-- Supplied text --
►
Rhombic dodecahedron

The rhombic dodecahedron is a zonohedron with twelve rhombic faces and octahedral symmetry. It is dual to the quasiregular cuboctahedron (an Archimedean solid) and occurs in nature as a crystal form. The rhombic dodecahedron packs together to fill space.

The rhombic dodecahedron can be seen as a degenerate pyritohedron where the 6 special edges have been reduced to zero length, reducing the pentagons into rhombic faces.

The rhombic dodecahedron has several stellations, the first of which is also a parallelohedral spacefiller.

Another important rhombic dodecahedron, the Bilinski dodecahedron, has twelve faces congruent to those of the rhombic triacontahedron, i.e. the diagonals are in the ratio of the golden ratio. It is also a zonohedron and was described by Bilinski in 1960. This figure is another spacefiller, and can also occur in non-periodic spacefillings along with the rhombic triacontahedron, the rhombic icosahedron and rhombic hexahedra.

Other dodecahedra
There are 6,384,634 topologically distinct convex dodecahedra, excluding mirror images—the number of vertices ranges from 8 to 20. (Two polyhedra are "topologically distinct" if they have intrinsically different arrangements of faces and vertices, such that it is impossible to distort one into the other simply by changing the lengths of edges or the angles between edges or faces.)

Topologically distinct dodecahedra (excluding pentagonal and rhombic forms)
Uniform polyhedra:
Decagonal prism – 10 squares, 2 decagons, D10h symmetry, order 40.
Pentagonal antiprism – 10 equilateral triangles, 2 pentagons, D5d symmetry, order 20
Johnson solids (regular faced):
Pentagonal cupola – 5 triangles, 5 squares, 1 pentagon, 1 decagon, C5v symmetry, order 10
Snub disphenoid – 12 triangles, D2d, order 8
Elongated square dipyramid – 8 triangles and 4 squares, D4h symmetry, order 16
Metabidiminished icosahedron – 10 triangles and 2 pentagons, C2v symmetry, order 4
Congruent irregular faced: (face-transitive)
◄
-- Extracted entries --
►
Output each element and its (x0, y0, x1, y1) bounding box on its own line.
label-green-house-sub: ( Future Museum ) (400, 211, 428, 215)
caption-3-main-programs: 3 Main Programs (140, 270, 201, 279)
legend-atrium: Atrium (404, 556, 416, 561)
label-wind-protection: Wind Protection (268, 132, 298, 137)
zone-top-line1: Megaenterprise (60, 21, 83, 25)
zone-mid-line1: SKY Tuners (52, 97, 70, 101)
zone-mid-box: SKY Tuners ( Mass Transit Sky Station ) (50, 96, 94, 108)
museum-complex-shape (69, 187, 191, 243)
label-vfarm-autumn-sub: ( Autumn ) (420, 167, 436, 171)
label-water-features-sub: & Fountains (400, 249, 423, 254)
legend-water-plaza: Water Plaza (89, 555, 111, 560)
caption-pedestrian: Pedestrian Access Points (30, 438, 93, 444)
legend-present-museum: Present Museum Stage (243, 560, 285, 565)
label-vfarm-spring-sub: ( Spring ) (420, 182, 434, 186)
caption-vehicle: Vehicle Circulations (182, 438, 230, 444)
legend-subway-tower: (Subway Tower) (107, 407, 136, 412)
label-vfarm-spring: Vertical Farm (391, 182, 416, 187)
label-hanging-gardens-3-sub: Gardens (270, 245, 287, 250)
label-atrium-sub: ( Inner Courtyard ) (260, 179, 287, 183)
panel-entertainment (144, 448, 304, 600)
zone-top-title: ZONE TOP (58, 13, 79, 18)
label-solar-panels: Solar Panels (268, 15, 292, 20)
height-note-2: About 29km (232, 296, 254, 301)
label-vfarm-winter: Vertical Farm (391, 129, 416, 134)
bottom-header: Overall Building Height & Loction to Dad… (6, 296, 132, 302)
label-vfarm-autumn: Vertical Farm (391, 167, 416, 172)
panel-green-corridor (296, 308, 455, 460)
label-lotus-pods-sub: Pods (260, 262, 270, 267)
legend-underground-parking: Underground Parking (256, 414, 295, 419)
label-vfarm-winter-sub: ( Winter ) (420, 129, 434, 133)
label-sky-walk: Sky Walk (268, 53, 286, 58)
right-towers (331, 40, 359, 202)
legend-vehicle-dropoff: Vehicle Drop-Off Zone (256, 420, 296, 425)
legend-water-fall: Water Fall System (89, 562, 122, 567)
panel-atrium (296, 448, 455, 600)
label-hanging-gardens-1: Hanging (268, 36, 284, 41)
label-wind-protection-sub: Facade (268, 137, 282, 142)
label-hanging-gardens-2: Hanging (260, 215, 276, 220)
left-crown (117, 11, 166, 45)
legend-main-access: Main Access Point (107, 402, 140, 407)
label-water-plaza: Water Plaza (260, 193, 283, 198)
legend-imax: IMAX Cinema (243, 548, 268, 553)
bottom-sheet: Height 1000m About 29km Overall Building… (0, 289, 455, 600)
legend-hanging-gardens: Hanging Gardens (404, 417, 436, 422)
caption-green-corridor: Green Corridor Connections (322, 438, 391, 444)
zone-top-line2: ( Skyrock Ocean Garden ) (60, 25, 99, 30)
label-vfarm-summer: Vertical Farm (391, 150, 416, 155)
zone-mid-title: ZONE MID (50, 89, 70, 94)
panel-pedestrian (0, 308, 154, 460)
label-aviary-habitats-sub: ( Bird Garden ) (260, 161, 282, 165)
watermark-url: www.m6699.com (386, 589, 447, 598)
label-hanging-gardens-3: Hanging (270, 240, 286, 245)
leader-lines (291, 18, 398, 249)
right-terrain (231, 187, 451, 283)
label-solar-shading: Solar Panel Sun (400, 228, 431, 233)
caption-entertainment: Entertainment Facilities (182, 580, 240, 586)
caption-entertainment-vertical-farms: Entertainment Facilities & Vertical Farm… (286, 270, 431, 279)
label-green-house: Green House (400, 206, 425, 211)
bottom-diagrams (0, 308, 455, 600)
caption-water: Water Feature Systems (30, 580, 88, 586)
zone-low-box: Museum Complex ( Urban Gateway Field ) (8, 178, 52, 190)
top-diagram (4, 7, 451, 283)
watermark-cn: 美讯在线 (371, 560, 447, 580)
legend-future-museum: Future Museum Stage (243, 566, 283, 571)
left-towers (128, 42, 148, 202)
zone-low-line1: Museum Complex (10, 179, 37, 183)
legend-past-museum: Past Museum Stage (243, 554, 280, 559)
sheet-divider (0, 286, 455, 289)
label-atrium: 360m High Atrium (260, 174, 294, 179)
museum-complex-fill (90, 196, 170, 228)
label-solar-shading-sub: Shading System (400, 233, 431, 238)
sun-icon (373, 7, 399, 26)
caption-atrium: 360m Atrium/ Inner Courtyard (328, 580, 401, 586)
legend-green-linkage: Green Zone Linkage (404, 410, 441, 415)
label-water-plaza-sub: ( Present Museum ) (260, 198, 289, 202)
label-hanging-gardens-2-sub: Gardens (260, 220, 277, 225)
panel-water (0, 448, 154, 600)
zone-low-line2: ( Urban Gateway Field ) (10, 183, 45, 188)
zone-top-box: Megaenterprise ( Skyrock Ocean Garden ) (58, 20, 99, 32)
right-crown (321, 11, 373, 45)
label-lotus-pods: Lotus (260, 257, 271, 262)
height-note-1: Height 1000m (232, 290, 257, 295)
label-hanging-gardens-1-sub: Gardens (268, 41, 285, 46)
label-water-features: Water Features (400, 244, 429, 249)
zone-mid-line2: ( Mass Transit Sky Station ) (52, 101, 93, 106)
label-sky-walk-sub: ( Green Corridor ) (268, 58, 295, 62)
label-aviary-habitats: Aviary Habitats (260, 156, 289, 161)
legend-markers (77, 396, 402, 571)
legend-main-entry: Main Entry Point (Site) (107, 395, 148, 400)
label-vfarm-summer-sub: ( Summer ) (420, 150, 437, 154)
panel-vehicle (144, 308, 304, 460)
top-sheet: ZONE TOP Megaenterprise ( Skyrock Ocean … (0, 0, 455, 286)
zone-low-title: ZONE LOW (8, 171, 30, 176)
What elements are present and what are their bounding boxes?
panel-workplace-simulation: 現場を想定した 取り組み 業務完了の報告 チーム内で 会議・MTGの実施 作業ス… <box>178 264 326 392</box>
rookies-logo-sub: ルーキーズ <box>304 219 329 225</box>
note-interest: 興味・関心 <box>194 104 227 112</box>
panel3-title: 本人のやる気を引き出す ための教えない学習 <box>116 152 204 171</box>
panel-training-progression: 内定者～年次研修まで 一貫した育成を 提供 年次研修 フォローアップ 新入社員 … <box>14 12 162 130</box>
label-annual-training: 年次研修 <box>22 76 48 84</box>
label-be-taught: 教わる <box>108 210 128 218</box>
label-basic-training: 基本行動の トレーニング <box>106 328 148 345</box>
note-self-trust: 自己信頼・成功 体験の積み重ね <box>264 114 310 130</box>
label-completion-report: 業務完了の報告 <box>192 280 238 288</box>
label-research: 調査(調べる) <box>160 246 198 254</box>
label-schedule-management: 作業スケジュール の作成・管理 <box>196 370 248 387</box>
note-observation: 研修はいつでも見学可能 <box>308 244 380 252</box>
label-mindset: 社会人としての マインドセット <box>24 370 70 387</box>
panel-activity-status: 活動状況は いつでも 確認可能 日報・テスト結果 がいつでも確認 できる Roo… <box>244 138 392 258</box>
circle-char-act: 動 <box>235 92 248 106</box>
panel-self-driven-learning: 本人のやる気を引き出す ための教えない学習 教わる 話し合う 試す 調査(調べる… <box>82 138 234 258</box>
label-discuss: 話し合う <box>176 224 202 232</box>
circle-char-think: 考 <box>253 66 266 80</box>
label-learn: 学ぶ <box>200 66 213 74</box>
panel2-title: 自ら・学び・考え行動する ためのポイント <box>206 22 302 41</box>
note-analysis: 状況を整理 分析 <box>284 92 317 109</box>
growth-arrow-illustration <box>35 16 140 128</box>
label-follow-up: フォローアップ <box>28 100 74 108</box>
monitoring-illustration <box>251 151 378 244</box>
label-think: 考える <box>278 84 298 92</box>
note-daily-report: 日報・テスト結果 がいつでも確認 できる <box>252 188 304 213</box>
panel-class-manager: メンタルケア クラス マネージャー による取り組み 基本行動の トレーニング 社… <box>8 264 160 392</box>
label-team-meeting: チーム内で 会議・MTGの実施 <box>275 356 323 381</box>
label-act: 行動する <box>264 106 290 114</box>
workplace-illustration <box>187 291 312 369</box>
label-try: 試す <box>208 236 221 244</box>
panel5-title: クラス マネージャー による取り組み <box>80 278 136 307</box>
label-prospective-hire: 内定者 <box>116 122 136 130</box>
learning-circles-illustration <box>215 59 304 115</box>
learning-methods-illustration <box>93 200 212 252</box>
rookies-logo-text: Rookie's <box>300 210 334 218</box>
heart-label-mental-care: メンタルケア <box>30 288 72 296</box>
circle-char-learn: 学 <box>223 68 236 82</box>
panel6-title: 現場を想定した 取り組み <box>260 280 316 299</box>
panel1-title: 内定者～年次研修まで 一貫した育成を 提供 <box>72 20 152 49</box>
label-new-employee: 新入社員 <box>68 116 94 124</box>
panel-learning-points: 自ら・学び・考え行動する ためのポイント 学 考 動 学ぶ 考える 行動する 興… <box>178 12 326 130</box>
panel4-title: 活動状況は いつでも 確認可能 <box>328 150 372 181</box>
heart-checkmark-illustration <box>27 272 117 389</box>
◄
-- Task 1 --
Output the stretch of the dodecahedron text from "Another important rhombic" through "and rhombic hexahedra.".
-- Task 2 --
Decide whether each statement agrees with the dodecahedron text. Answer yes or no, and quote the deciding words.
(a) The Bilinski dodecahedron was described in 1960.
(b) The snub disphenoid has D4h symmetry.
(c) The rhombic dodecahedron is dual to the cuboctahedron.
-- Task 3 --
Answer these questions from the dodecahedron text.
(a) How many topologically distinct convex dodecahedra are there, excluding mirror images?
(b) How many of the pentagonal cupola's faces are squares?
(c) What symmetry does the rhombic dodecahedron have?

-- Written reply 1 --
Another important rhombic dodecahedron, the Bilinski dodecahedron, has twelve faces congruent to those of the rhombic triacontahedron, i.e. the diagonals are in the ratio of the golden ratio. It is also a zonohedron and was described by Bilinski in 1960. This figure is another spacefiller, and can also occur in non-periodic spacefillings along with the rhombic triacontahedron, the rhombic icosahedron and rhombic hexahedra.

-- Written reply 2 --
(a) Yes: "was described by Bilinski in 1960"
(b) No: "Snub disphenoid – 12 triangles, D2d, order 8"
(c) Yes: "It is dual to the quasiregular cuboctahedron"

-- Written reply 3 --
(a) 6,384,634
(b) 5
(c) Octahedral symmetry